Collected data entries
________
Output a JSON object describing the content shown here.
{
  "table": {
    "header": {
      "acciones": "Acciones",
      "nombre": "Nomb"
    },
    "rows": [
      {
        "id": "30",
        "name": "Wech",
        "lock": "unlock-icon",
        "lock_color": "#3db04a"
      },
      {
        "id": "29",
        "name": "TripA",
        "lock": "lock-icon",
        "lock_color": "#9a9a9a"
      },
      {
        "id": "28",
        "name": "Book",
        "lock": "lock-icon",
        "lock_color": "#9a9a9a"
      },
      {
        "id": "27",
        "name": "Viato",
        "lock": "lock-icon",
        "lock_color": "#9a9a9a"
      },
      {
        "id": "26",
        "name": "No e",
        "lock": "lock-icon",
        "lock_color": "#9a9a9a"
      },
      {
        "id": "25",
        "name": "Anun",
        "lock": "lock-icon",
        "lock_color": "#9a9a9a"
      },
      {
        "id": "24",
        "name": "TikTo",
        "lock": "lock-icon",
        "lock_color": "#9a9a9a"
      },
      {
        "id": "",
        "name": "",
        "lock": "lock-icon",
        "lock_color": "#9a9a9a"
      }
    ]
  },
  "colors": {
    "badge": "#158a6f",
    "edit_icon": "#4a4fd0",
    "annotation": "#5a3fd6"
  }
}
________
→ **Task prompt**
Extract all lines as given.

→ **Answer for this exercise**
Output a JSON object describing the content shown here.
{
  "table": {
    "header": {
      "acciones": "Acciones",
      "nombre": "Nomb"
    },
    "rows": [
      {
        "id": "30",
        "name": "Wech",
        "lock": "unlock-icon",
        "lock_color": "#3db04a"
      },
      {
        "id": "29",
        "name": "TripA",
        "lock": "lock-icon",
        "lock_color": "#9a9a9a"
      },
      {
        "id": "28",
        "name": "Book",
        "lock": "lock-icon",
        "lock_color": "#9a9a9a"
      },
      {
        "id": "27",
        "name": "Viato",
        "lock": "lock-icon",
        "lock_color": "#9a9a9a"
      },
      {
        "id": "26",
        "name": "No e",
        "lock": "lock-icon",
        "lock_color": "#9a9a9a"
      },
      {
        "id": "25",
        "name": "Anun",
        "lock": "lock-icon",
        "lock_color": "#9a9a9a"
      },
      {
        "id": "24",
        "name": "TikTo",
        "lock": "lock-icon",
        "lock_color": "#9a9a9a"
      },
      {
        "id": "",
        "name": "",
        "lock": "lock-icon",
        "lock_color": "#9a9a9a"
      }
    ]
  },
  "colors": {
    "badge": "#158a6f",
    "edit_icon": "#4a4fd0",
    "annotation": "#5a3fd6"
  }
}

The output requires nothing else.